* _Work to do_: From the entries below, copy every line holding the word "Råvarumarknaden".

Saved entries

-*-*-

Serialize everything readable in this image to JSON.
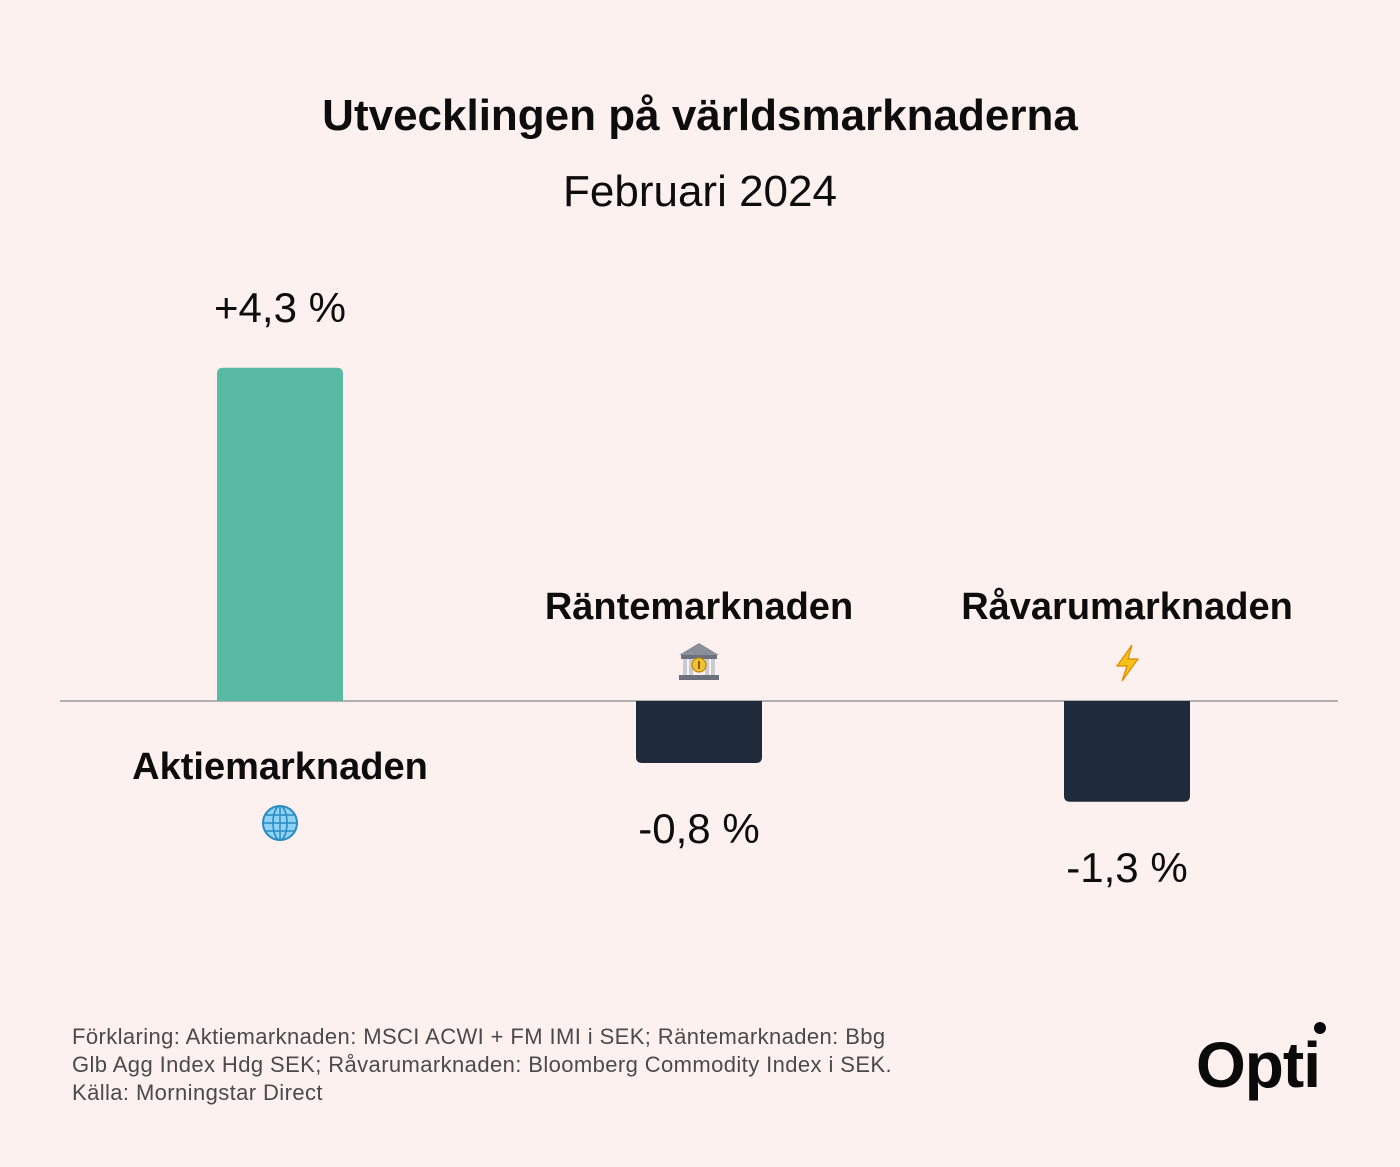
{
  "chart_data": {
    "type": "bar",
    "title": "Utvecklingen på världsmarknaderna",
    "subtitle": "Februari 2024",
    "categories": [
      "Aktiemarknaden",
      "Räntemarknaden",
      "Råvarumarknaden"
    ],
    "icons": [
      "globe-icon",
      "bank-icon",
      "lightning-icon"
    ],
    "values": [
      4.3,
      -0.8,
      -1.3
    ],
    "value_labels": [
      "+4,3 %",
      "-0,8 %",
      "-1,3 %"
    ],
    "colors": [
      "#58b9a5",
      "#1f2a3a",
      "#1f2a3a"
    ],
    "ylim": [
      -5.5,
      5
    ],
    "grid": false,
    "baseline": 0
  },
  "footnote": {
    "lines": [
      "Förklaring: Aktiemarknaden: MSCI ACWI + FM IMI i SEK; Räntemarknaden: Bbg",
      "Glb Agg Index Hdg SEK; Råvarumarknaden: Bloomberg Commodity Index i SEK.",
      "Källa: Morningstar Direct"
    ]
  },
  "logo": {
    "text": "Opti"
  }
}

-*-*-

* _Solution for this problem_:
      "Råvarumarknaden"
      "Glb Agg Index Hdg SEK; Råvarumarknaden: Bloomberg Commodity Index i SEK.",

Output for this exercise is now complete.